| Job |
Restate every line of the material, word for word.

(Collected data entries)
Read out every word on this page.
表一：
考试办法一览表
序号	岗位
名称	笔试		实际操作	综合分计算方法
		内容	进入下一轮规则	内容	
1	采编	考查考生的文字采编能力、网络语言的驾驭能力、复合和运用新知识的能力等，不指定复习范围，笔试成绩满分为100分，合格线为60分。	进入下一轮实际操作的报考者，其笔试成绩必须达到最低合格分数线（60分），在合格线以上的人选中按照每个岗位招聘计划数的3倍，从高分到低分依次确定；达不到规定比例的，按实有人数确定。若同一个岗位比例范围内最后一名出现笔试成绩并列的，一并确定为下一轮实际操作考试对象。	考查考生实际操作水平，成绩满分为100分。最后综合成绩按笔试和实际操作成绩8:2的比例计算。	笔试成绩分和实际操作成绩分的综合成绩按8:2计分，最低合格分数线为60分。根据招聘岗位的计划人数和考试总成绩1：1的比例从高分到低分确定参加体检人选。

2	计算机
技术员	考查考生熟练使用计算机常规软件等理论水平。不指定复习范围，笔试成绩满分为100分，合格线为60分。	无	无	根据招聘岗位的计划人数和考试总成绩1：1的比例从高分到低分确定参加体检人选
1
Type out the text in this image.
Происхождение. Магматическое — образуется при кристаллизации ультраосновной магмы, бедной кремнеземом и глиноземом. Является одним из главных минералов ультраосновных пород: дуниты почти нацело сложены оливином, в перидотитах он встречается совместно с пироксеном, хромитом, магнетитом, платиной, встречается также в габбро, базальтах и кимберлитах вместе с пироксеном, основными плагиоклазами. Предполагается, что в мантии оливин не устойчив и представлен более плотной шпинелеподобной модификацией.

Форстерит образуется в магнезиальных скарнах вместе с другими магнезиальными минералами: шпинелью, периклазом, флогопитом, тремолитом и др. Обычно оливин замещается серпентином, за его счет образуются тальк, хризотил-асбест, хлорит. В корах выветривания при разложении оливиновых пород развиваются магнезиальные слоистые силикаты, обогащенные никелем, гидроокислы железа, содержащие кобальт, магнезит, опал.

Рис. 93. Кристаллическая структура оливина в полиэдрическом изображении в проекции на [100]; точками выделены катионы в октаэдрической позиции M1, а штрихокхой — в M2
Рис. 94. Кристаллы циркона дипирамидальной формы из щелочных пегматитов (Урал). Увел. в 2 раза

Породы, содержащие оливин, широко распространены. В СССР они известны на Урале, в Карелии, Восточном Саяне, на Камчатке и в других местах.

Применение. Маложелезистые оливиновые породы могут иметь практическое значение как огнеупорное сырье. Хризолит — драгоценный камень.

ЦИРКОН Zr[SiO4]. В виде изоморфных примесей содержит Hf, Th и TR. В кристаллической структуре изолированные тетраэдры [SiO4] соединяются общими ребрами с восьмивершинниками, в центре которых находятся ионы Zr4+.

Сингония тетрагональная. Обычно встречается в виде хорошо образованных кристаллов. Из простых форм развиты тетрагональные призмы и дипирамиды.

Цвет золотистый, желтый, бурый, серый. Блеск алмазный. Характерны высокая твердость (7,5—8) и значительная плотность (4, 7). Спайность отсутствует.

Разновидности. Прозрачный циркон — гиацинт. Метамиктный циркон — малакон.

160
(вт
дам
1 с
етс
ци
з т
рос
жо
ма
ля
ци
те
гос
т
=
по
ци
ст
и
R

| Task output |
Read out every word on this page.
表一：
考试办法一览表
序号	岗位
名称	笔试		实际操作	综合分计算方法
		内容	进入下一轮规则	内容	
1	采编	考查考生的文字采编能力、网络语言的驾驭能力、复合和运用新知识的能力等，不指定复习范围，笔试成绩满分为100分，合格线为60分。	进入下一轮实际操作的报考者，其笔试成绩必须达到最低合格分数线（60分），在合格线以上的人选中按照每个岗位招聘计划数的3倍，从高分到低分依次确定；达不到规定比例的，按实有人数确定。若同一个岗位比例范围内最后一名出现笔试成绩并列的，一并确定为下一轮实际操作考试对象。	考查考生实际操作水平，成绩满分为100分。最后综合成绩按笔试和实际操作成绩8:2的比例计算。	笔试成绩分和实际操作成绩分的综合成绩按8:2计分，最低合格分数线为60分。根据招聘岗位的计划人数和考试总成绩1：1的比例从高分到低分确定参加体检人选。

2	计算机
技术员	考查考生熟练使用计算机常规软件等理论水平。不指定复习范围，笔试成绩满分为100分，合格线为60分。	无	无	根据招聘岗位的计划人数和考试总成绩1：1的比例从高分到低分确定参加体检人选
1
Type out the text in this image.
Происхождение. Магматическое — образуется при кристаллизации ультраосновной магмы, бедной кремнеземом и глиноземом. Является одним из главных минералов ультраосновных пород: дуниты почти нацело сложены оливином, в перидотитах он встречается совместно с пироксеном, хромитом, магнетитом, платиной, встречается также в габбро, базальтах и кимберлитах вместе с пироксеном, основными плагиоклазами. Предполагается, что в мантии оливин не устойчив и представлен более плотной шпинелеподобной модификацией.

Форстерит образуется в магнезиальных скарнах вместе с другими магнезиальными минералами: шпинелью, периклазом, флогопитом, тремолитом и др. Обычно оливин замещается серпентином, за его счет образуются тальк, хризотил-асбест, хлорит. В корах выветривания при разложении оливиновых пород развиваются магнезиальные слоистые силикаты, обогащенные никелем, гидроокислы железа, содержащие кобальт, магнезит, опал.

Рис. 93. Кристаллическая структура оливина в полиэдрическом изображении в проекции на [100]; точками выделены катионы в октаэдрической позиции M1, а штрихокхой — в M2
Рис. 94. Кристаллы циркона дипирамидальной формы из щелочных пегматитов (Урал). Увел. в 2 раза

Породы, содержащие оливин, широко распространены. В СССР они известны на Урале, в Карелии, Восточном Саяне, на Камчатке и в других местах.

Применение. Маложелезистые оливиновые породы могут иметь практическое значение как огнеупорное сырье. Хризолит — драгоценный камень.

ЦИРКОН Zr[SiO4]. В виде изоморфных примесей содержит Hf, Th и TR. В кристаллической структуре изолированные тетраэдры [SiO4] соединяются общими ребрами с восьмивершинниками, в центре которых находятся ионы Zr4+.

Сингония тетрагональная. Обычно встречается в виде хорошо образованных кристаллов. Из простых форм развиты тетрагональные призмы и дипирамиды.

Цвет золотистый, желтый, бурый, серый. Блеск алмазный. Характерны высокая твердость (7,5—8) и значительная плотность (4, 7). Спайность отсутствует.

Разновидности. Прозрачный циркон — гиацинт. Метамиктный циркон — малакон.

160
(вт
дам
1 с
етс
ци
з т
рос
жо
ма
ля
ци
те
гос
т
=
по
ци
ст
и
R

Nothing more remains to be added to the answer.